WHAT TO DO: Extract every line below that contains the word "screenshot".

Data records
::::

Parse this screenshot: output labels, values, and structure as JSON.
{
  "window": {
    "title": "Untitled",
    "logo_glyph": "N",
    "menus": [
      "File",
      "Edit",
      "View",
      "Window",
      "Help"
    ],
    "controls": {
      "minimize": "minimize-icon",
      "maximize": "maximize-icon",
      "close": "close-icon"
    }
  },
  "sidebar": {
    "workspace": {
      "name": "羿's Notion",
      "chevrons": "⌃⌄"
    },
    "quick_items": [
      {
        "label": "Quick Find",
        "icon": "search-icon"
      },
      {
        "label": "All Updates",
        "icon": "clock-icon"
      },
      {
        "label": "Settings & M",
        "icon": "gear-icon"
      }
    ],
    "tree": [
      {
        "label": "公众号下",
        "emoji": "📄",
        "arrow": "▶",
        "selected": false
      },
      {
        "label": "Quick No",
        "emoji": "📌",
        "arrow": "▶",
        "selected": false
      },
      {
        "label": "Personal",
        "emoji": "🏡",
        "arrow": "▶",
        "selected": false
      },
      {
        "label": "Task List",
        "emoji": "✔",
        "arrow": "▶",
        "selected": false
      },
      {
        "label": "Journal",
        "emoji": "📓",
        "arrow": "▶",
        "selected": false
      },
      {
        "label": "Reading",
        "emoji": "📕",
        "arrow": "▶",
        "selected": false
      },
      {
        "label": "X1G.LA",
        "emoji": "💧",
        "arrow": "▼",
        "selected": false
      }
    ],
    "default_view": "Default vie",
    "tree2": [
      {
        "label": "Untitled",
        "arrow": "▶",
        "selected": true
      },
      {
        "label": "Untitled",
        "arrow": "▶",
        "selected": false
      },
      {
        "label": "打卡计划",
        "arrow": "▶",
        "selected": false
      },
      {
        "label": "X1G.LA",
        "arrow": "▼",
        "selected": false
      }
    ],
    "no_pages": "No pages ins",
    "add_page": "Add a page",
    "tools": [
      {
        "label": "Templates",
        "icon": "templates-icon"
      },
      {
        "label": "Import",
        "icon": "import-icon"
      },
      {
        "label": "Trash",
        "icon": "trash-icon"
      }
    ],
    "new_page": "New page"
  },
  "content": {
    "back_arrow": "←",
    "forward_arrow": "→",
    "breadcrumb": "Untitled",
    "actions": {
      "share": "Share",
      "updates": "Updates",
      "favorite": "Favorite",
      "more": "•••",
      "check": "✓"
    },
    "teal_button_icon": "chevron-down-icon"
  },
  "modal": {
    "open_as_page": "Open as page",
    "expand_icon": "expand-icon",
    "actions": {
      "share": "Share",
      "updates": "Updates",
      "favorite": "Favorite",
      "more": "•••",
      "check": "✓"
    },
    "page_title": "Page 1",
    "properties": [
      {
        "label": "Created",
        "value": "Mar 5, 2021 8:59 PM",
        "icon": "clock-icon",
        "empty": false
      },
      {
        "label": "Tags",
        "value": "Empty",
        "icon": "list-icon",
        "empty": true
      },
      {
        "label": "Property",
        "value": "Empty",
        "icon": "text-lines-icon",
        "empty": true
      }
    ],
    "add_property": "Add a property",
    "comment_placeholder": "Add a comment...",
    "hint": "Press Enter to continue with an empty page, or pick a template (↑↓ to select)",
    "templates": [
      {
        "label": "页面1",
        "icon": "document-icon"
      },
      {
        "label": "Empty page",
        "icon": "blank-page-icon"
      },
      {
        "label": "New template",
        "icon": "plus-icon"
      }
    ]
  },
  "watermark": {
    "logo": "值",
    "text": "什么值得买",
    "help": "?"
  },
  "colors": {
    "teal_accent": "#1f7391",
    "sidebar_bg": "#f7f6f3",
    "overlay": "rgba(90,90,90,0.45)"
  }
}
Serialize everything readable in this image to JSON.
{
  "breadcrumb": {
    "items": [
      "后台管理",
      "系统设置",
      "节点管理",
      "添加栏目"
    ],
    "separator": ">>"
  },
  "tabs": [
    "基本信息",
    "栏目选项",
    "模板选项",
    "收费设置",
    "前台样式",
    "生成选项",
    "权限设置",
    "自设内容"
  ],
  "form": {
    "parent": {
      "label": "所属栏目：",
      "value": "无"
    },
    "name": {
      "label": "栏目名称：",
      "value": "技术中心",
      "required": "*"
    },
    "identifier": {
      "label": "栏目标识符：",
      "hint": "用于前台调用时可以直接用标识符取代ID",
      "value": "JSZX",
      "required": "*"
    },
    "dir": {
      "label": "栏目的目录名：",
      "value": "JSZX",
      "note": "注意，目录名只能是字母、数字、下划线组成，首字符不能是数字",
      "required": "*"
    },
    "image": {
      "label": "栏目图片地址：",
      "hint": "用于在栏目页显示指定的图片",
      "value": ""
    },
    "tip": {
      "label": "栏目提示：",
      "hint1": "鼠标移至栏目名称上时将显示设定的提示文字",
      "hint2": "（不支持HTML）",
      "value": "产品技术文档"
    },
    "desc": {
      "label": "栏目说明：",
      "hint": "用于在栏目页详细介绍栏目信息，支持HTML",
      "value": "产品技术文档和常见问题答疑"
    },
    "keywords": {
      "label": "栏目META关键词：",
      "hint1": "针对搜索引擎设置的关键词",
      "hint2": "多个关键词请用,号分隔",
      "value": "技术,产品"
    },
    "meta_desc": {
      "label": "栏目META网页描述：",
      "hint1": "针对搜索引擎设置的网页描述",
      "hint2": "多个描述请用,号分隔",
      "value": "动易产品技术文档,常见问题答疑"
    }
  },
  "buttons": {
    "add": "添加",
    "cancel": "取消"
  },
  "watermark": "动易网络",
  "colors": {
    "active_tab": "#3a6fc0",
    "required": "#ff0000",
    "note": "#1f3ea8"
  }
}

::::

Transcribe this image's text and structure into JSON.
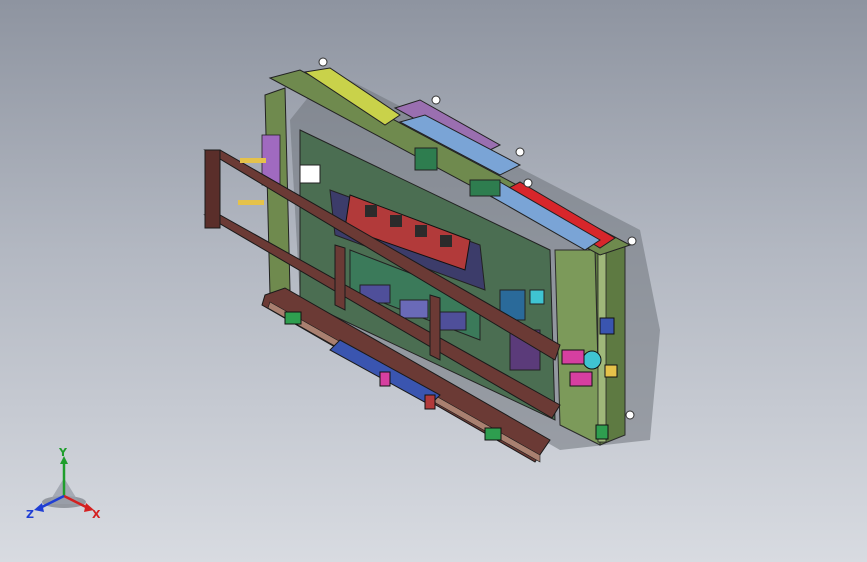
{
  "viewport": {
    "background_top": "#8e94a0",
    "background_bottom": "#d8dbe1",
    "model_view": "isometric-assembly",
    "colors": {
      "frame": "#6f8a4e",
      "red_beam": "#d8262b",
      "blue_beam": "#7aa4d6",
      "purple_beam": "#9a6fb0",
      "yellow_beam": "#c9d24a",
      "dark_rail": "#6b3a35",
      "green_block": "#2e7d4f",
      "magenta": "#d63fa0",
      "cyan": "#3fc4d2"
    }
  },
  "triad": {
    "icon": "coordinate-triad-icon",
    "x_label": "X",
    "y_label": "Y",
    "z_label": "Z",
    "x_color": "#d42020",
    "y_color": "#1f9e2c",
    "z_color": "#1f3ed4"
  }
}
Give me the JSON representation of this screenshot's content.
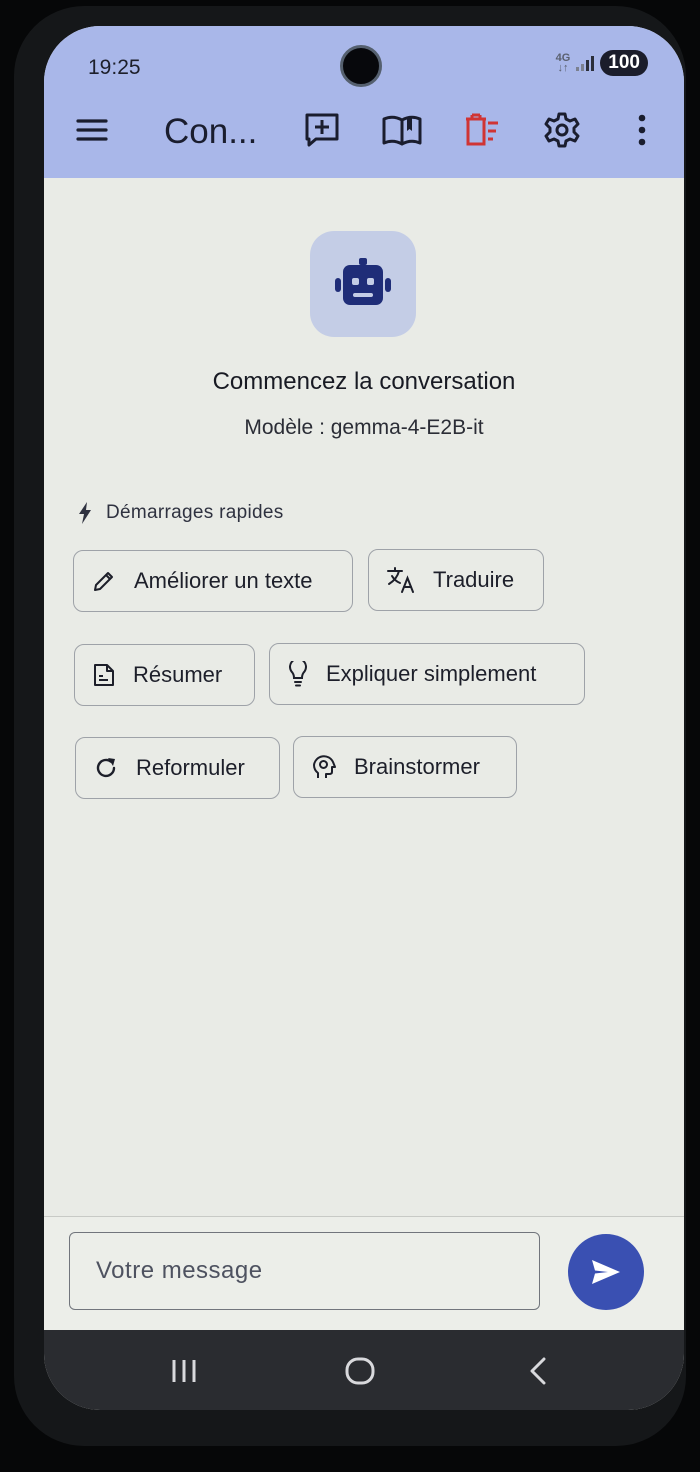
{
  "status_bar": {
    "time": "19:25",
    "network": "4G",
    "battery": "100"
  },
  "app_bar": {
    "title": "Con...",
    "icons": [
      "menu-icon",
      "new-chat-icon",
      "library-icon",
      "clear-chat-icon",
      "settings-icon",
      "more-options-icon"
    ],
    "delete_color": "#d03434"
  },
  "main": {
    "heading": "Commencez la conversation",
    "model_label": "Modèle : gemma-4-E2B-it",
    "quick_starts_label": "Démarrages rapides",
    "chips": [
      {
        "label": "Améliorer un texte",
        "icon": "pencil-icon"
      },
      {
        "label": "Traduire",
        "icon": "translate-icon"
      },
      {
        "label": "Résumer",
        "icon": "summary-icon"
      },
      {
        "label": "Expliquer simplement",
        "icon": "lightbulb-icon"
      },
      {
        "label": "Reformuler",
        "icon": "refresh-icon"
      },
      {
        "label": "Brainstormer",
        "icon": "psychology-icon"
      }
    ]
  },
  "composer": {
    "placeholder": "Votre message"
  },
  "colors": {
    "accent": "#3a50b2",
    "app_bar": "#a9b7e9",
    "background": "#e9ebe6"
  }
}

::::

FINAL RESULT:
Parse this screenshot: output labels, values, and structure as JSON.
Give me the JSON representation of this screenshot's content.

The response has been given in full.